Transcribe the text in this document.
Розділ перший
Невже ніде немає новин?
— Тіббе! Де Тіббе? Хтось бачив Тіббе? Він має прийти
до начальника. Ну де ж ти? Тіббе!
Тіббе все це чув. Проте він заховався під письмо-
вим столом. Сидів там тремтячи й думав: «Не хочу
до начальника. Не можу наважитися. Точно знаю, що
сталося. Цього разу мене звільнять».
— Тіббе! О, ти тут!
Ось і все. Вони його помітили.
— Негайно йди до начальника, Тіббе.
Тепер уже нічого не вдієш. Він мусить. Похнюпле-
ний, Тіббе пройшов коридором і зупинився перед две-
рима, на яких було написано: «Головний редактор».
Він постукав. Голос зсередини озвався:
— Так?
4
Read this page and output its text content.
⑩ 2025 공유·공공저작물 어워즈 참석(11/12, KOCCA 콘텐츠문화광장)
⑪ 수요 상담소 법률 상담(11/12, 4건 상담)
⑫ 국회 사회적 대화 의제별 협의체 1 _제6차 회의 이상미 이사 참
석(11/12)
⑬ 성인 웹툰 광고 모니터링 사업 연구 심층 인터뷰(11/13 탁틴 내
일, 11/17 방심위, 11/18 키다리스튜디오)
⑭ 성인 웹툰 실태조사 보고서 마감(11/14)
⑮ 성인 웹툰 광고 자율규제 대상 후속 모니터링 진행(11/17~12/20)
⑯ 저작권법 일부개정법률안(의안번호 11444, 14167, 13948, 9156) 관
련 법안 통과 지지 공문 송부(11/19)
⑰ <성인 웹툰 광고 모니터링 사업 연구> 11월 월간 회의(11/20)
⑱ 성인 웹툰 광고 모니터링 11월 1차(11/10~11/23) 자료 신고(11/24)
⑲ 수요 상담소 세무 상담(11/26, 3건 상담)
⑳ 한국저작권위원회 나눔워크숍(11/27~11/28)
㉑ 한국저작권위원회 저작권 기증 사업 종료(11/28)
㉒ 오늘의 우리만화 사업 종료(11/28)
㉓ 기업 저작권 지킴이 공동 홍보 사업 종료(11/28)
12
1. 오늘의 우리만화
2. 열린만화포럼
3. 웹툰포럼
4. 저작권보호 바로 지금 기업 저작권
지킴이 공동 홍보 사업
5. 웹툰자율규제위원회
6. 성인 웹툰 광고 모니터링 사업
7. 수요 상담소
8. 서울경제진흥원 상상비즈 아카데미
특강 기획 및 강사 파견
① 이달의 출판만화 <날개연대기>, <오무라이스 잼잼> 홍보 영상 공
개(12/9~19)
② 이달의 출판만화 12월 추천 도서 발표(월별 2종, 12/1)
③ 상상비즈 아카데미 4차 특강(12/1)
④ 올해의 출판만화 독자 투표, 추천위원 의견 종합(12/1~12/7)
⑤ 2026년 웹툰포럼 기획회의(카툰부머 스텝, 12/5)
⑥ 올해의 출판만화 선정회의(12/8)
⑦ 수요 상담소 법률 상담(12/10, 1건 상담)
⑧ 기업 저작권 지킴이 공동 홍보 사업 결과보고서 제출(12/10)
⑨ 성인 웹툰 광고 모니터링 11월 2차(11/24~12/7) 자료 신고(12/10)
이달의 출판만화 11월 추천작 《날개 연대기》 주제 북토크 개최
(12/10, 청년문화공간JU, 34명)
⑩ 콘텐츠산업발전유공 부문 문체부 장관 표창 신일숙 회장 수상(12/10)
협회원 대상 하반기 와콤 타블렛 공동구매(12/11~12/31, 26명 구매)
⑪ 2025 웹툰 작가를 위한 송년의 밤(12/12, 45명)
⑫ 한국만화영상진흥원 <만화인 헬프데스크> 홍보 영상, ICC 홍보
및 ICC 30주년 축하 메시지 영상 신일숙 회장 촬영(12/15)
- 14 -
-------------------------
- _TASK DESCRIPTION_: Each record must be repeated exactly as it is.

- _TASK ANSWER_:
Transcribe the text in this document.
Розділ перший
Невже ніде немає новин?
— Тіббе! Де Тіббе? Хтось бачив Тіббе? Він має прийти
до начальника. Ну де ж ти? Тіббе!
Тіббе все це чув. Проте він заховався під письмо-
вим столом. Сидів там тремтячи й думав: «Не хочу
до начальника. Не можу наважитися. Точно знаю, що
сталося. Цього разу мене звільнять».
— Тіббе! О, ти тут!
Ось і все. Вони його помітили.
— Негайно йди до начальника, Тіббе.
Тепер уже нічого не вдієш. Він мусить. Похнюпле-
ний, Тіббе пройшов коридором і зупинився перед две-
рима, на яких було написано: «Головний редактор».
Він постукав. Голос зсередини озвався:
— Так?
4
Read this page and output its text content.
⑩ 2025 공유·공공저작물 어워즈 참석(11/12, KOCCA 콘텐츠문화광장)
⑪ 수요 상담소 법률 상담(11/12, 4건 상담)
⑫ 국회 사회적 대화 의제별 협의체 1 _제6차 회의 이상미 이사 참
석(11/12)
⑬ 성인 웹툰 광고 모니터링 사업 연구 심층 인터뷰(11/13 탁틴 내
일, 11/17 방심위, 11/18 키다리스튜디오)
⑭ 성인 웹툰 실태조사 보고서 마감(11/14)
⑮ 성인 웹툰 광고 자율규제 대상 후속 모니터링 진행(11/17~12/20)
⑯ 저작권법 일부개정법률안(의안번호 11444, 14167, 13948, 9156) 관
련 법안 통과 지지 공문 송부(11/19)
⑰ <성인 웹툰 광고 모니터링 사업 연구> 11월 월간 회의(11/20)
⑱ 성인 웹툰 광고 모니터링 11월 1차(11/10~11/23) 자료 신고(11/24)
⑲ 수요 상담소 세무 상담(11/26, 3건 상담)
⑳ 한국저작권위원회 나눔워크숍(11/27~11/28)
㉑ 한국저작권위원회 저작권 기증 사업 종료(11/28)
㉒ 오늘의 우리만화 사업 종료(11/28)
㉓ 기업 저작권 지킴이 공동 홍보 사업 종료(11/28)
12
1. 오늘의 우리만화
2. 열린만화포럼
3. 웹툰포럼
4. 저작권보호 바로 지금 기업 저작권
지킴이 공동 홍보 사업
5. 웹툰자율규제위원회
6. 성인 웹툰 광고 모니터링 사업
7. 수요 상담소
8. 서울경제진흥원 상상비즈 아카데미
특강 기획 및 강사 파견
① 이달의 출판만화 <날개연대기>, <오무라이스 잼잼> 홍보 영상 공
개(12/9~19)
② 이달의 출판만화 12월 추천 도서 발표(월별 2종, 12/1)
③ 상상비즈 아카데미 4차 특강(12/1)
④ 올해의 출판만화 독자 투표, 추천위원 의견 종합(12/1~12/7)
⑤ 2026년 웹툰포럼 기획회의(카툰부머 스텝, 12/5)
⑥ 올해의 출판만화 선정회의(12/8)
⑦ 수요 상담소 법률 상담(12/10, 1건 상담)
⑧ 기업 저작권 지킴이 공동 홍보 사업 결과보고서 제출(12/10)
⑨ 성인 웹툰 광고 모니터링 11월 2차(11/24~12/7) 자료 신고(12/10)
이달의 출판만화 11월 추천작 《날개 연대기》 주제 북토크 개최
(12/10, 청년문화공간JU, 34명)
⑩ 콘텐츠산업발전유공 부문 문체부 장관 표창 신일숙 회장 수상(12/10)
협회원 대상 하반기 와콤 타블렛 공동구매(12/11~12/31, 26명 구매)
⑪ 2025 웹툰 작가를 위한 송년의 밤(12/12, 45명)
⑫ 한국만화영상진흥원 <만화인 헬프데스크> 홍보 영상, ICC 홍보
및 ICC 30주년 축하 메시지 영상 신일숙 회장 촬영(12/15)
- 14 -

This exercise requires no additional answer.